[Records from a collection of figures]
--*--

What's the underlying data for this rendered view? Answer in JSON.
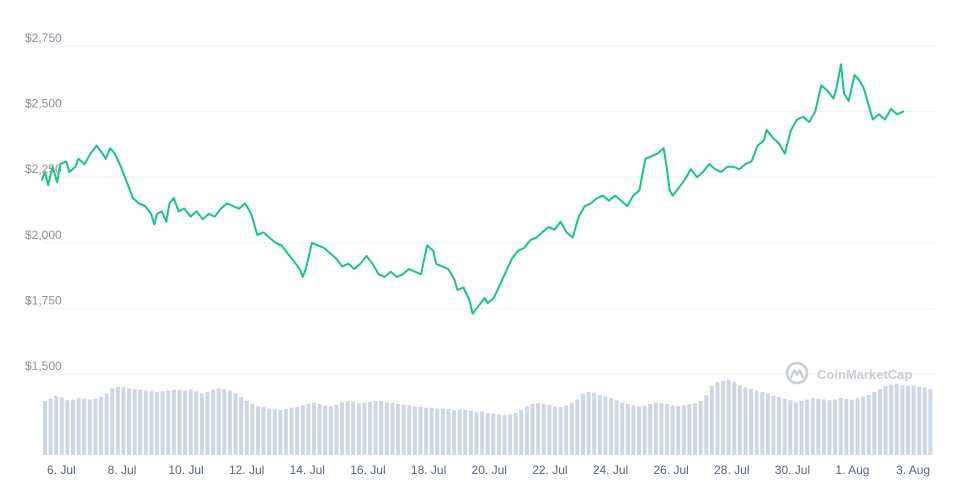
{
  "chart_data": {
    "type": "line",
    "title": "",
    "xlabel": "",
    "ylabel": "",
    "ylim": [
      1500,
      2750
    ],
    "grid": "horizontal",
    "line_color": "#16c784",
    "volume_color": "#cfd6e4",
    "y_ticks": [
      {
        "value": 2750,
        "label": "$2,750"
      },
      {
        "value": 2500,
        "label": "$2,500"
      },
      {
        "value": 2250,
        "label": "$2,250"
      },
      {
        "value": 2000,
        "label": "$2,000"
      },
      {
        "value": 1750,
        "label": "$1,750"
      },
      {
        "value": 1500,
        "label": "$1,500"
      }
    ],
    "x_ticks": [
      {
        "day": 0,
        "label": "6. Jul"
      },
      {
        "day": 2,
        "label": "8. Jul"
      },
      {
        "day": 4,
        "label": "10. Jul"
      },
      {
        "day": 6,
        "label": "12. Jul"
      },
      {
        "day": 8,
        "label": "14. Jul"
      },
      {
        "day": 10,
        "label": "16. Jul"
      },
      {
        "day": 12,
        "label": "18. Jul"
      },
      {
        "day": 14,
        "label": "20. Jul"
      },
      {
        "day": 16,
        "label": "22. Jul"
      },
      {
        "day": 18,
        "label": "24. Jul"
      },
      {
        "day": 20,
        "label": "26. Jul"
      },
      {
        "day": 22,
        "label": "28. Jul"
      },
      {
        "day": 24,
        "label": "30. Jul"
      },
      {
        "day": 26,
        "label": "1. Aug"
      },
      {
        "day": 28,
        "label": "3. Aug"
      }
    ],
    "x_range_days": [
      -0.1,
      29.35
    ],
    "series": [
      {
        "values": [
          [
            -0.1,
            2240
          ],
          [
            0.0,
            2270
          ],
          [
            0.1,
            2220
          ],
          [
            0.25,
            2290
          ],
          [
            0.4,
            2230
          ],
          [
            0.5,
            2300
          ],
          [
            0.7,
            2310
          ],
          [
            0.8,
            2270
          ],
          [
            1.0,
            2290
          ],
          [
            1.1,
            2320
          ],
          [
            1.3,
            2300
          ],
          [
            1.5,
            2340
          ],
          [
            1.7,
            2370
          ],
          [
            1.9,
            2340
          ],
          [
            2.0,
            2320
          ],
          [
            2.15,
            2360
          ],
          [
            2.3,
            2340
          ],
          [
            2.5,
            2290
          ],
          [
            2.7,
            2230
          ],
          [
            2.9,
            2170
          ],
          [
            3.1,
            2150
          ],
          [
            3.3,
            2140
          ],
          [
            3.5,
            2110
          ],
          [
            3.6,
            2070
          ],
          [
            3.7,
            2110
          ],
          [
            3.85,
            2120
          ],
          [
            4.0,
            2080
          ],
          [
            4.1,
            2150
          ],
          [
            4.25,
            2170
          ],
          [
            4.4,
            2120
          ],
          [
            4.6,
            2130
          ],
          [
            4.8,
            2100
          ],
          [
            5.0,
            2120
          ],
          [
            5.2,
            2090
          ],
          [
            5.4,
            2110
          ],
          [
            5.6,
            2100
          ],
          [
            5.8,
            2130
          ],
          [
            6.0,
            2150
          ],
          [
            6.2,
            2140
          ],
          [
            6.4,
            2130
          ],
          [
            6.6,
            2150
          ],
          [
            6.8,
            2110
          ],
          [
            7.0,
            2030
          ],
          [
            7.2,
            2040
          ],
          [
            7.4,
            2020
          ],
          [
            7.6,
            2000
          ],
          [
            7.8,
            1990
          ],
          [
            8.0,
            1960
          ],
          [
            8.2,
            1930
          ],
          [
            8.4,
            1900
          ],
          [
            8.5,
            1870
          ],
          [
            8.6,
            1900
          ],
          [
            8.8,
            2000
          ],
          [
            9.0,
            1990
          ],
          [
            9.2,
            1980
          ],
          [
            9.4,
            1960
          ],
          [
            9.6,
            1940
          ],
          [
            9.8,
            1910
          ],
          [
            10.0,
            1920
          ],
          [
            10.2,
            1900
          ],
          [
            10.4,
            1920
          ],
          [
            10.6,
            1950
          ],
          [
            10.8,
            1920
          ],
          [
            11.0,
            1880
          ],
          [
            11.2,
            1870
          ],
          [
            11.4,
            1890
          ],
          [
            11.6,
            1870
          ],
          [
            11.8,
            1880
          ],
          [
            12.0,
            1900
          ],
          [
            12.2,
            1890
          ],
          [
            12.4,
            1880
          ],
          [
            12.6,
            1990
          ],
          [
            12.8,
            1970
          ],
          [
            12.9,
            1920
          ],
          [
            13.1,
            1910
          ],
          [
            13.3,
            1900
          ],
          [
            13.5,
            1860
          ],
          [
            13.6,
            1820
          ],
          [
            13.8,
            1830
          ],
          [
            14.0,
            1780
          ],
          [
            14.1,
            1730
          ],
          [
            14.3,
            1760
          ],
          [
            14.5,
            1790
          ],
          [
            14.6,
            1770
          ],
          [
            14.8,
            1790
          ],
          [
            15.0,
            1840
          ],
          [
            15.2,
            1890
          ],
          [
            15.4,
            1940
          ],
          [
            15.6,
            1970
          ],
          [
            15.8,
            1980
          ],
          [
            16.0,
            2010
          ],
          [
            16.2,
            2020
          ],
          [
            16.4,
            2040
          ],
          [
            16.6,
            2060
          ],
          [
            16.8,
            2050
          ],
          [
            17.0,
            2080
          ],
          [
            17.2,
            2040
          ],
          [
            17.4,
            2020
          ],
          [
            17.6,
            2100
          ],
          [
            17.8,
            2140
          ],
          [
            18.0,
            2150
          ],
          [
            18.2,
            2170
          ],
          [
            18.4,
            2180
          ],
          [
            18.6,
            2160
          ],
          [
            18.8,
            2180
          ],
          [
            19.0,
            2160
          ],
          [
            19.2,
            2140
          ],
          [
            19.4,
            2180
          ],
          [
            19.6,
            2200
          ],
          [
            19.8,
            2320
          ],
          [
            20.0,
            2330
          ],
          [
            20.2,
            2340
          ],
          [
            20.4,
            2360
          ],
          [
            20.5,
            2290
          ],
          [
            20.6,
            2200
          ],
          [
            20.7,
            2180
          ],
          [
            20.9,
            2210
          ],
          [
            21.1,
            2240
          ],
          [
            21.3,
            2280
          ],
          [
            21.5,
            2250
          ],
          [
            21.7,
            2270
          ],
          [
            21.9,
            2300
          ],
          [
            22.1,
            2280
          ],
          [
            22.3,
            2270
          ],
          [
            22.5,
            2290
          ],
          [
            22.7,
            2290
          ],
          [
            22.9,
            2280
          ],
          [
            23.1,
            2300
          ],
          [
            23.3,
            2310
          ],
          [
            23.5,
            2370
          ],
          [
            23.7,
            2390
          ],
          [
            23.8,
            2430
          ],
          [
            24.0,
            2400
          ],
          [
            24.2,
            2380
          ],
          [
            24.4,
            2340
          ],
          [
            24.6,
            2430
          ],
          [
            24.8,
            2470
          ],
          [
            25.0,
            2480
          ],
          [
            25.2,
            2460
          ],
          [
            25.4,
            2500
          ],
          [
            25.6,
            2600
          ],
          [
            25.8,
            2580
          ],
          [
            26.0,
            2550
          ],
          [
            26.1,
            2590
          ],
          [
            26.25,
            2680
          ],
          [
            26.35,
            2570
          ],
          [
            26.5,
            2540
          ],
          [
            26.7,
            2640
          ],
          [
            26.85,
            2620
          ],
          [
            27.0,
            2590
          ],
          [
            27.2,
            2510
          ],
          [
            27.3,
            2470
          ],
          [
            27.5,
            2490
          ],
          [
            27.7,
            2470
          ],
          [
            27.9,
            2510
          ],
          [
            28.1,
            2490
          ],
          [
            28.3,
            2500
          ]
        ]
      }
    ],
    "volume": [
      0.72,
      0.75,
      0.79,
      0.77,
      0.73,
      0.74,
      0.76,
      0.75,
      0.74,
      0.75,
      0.77,
      0.82,
      0.89,
      0.91,
      0.9,
      0.89,
      0.88,
      0.87,
      0.86,
      0.85,
      0.84,
      0.85,
      0.86,
      0.87,
      0.87,
      0.86,
      0.87,
      0.85,
      0.82,
      0.84,
      0.87,
      0.89,
      0.88,
      0.86,
      0.82,
      0.77,
      0.72,
      0.68,
      0.65,
      0.64,
      0.62,
      0.61,
      0.6,
      0.61,
      0.63,
      0.64,
      0.66,
      0.68,
      0.7,
      0.68,
      0.66,
      0.65,
      0.67,
      0.7,
      0.72,
      0.71,
      0.69,
      0.7,
      0.71,
      0.72,
      0.72,
      0.7,
      0.69,
      0.68,
      0.67,
      0.66,
      0.65,
      0.64,
      0.63,
      0.63,
      0.62,
      0.62,
      0.61,
      0.6,
      0.61,
      0.6,
      0.59,
      0.57,
      0.58,
      0.56,
      0.55,
      0.54,
      0.53,
      0.54,
      0.56,
      0.6,
      0.65,
      0.68,
      0.69,
      0.68,
      0.67,
      0.65,
      0.64,
      0.66,
      0.7,
      0.74,
      0.82,
      0.84,
      0.83,
      0.8,
      0.78,
      0.76,
      0.73,
      0.7,
      0.68,
      0.66,
      0.65,
      0.66,
      0.68,
      0.7,
      0.69,
      0.68,
      0.66,
      0.65,
      0.66,
      0.68,
      0.69,
      0.72,
      0.8,
      0.92,
      0.97,
      0.99,
      1.0,
      0.97,
      0.93,
      0.9,
      0.88,
      0.86,
      0.84,
      0.82,
      0.79,
      0.77,
      0.75,
      0.73,
      0.7,
      0.72,
      0.74,
      0.76,
      0.75,
      0.74,
      0.73,
      0.74,
      0.76,
      0.75,
      0.74,
      0.76,
      0.78,
      0.8,
      0.84,
      0.88,
      0.92,
      0.94,
      0.95,
      0.93,
      0.92,
      0.93,
      0.91,
      0.9,
      0.88
    ]
  },
  "watermark": {
    "text": "CoinMarketCap",
    "icon": "coinmarketcap-logo-icon"
  }
}
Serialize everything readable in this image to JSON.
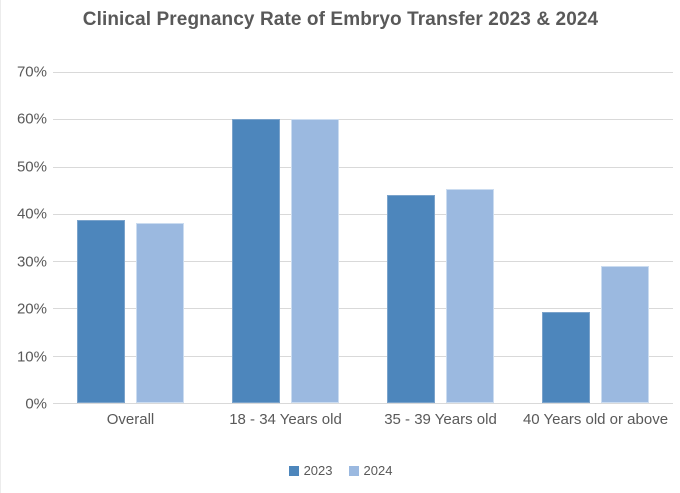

--*--

Objective ▸
Copy each line from the data above that includes "JSON".

Exercise output ▸
What's the underlying data for this rendered view? Answer in JSON.
Serialize everything readable in this image to JSON.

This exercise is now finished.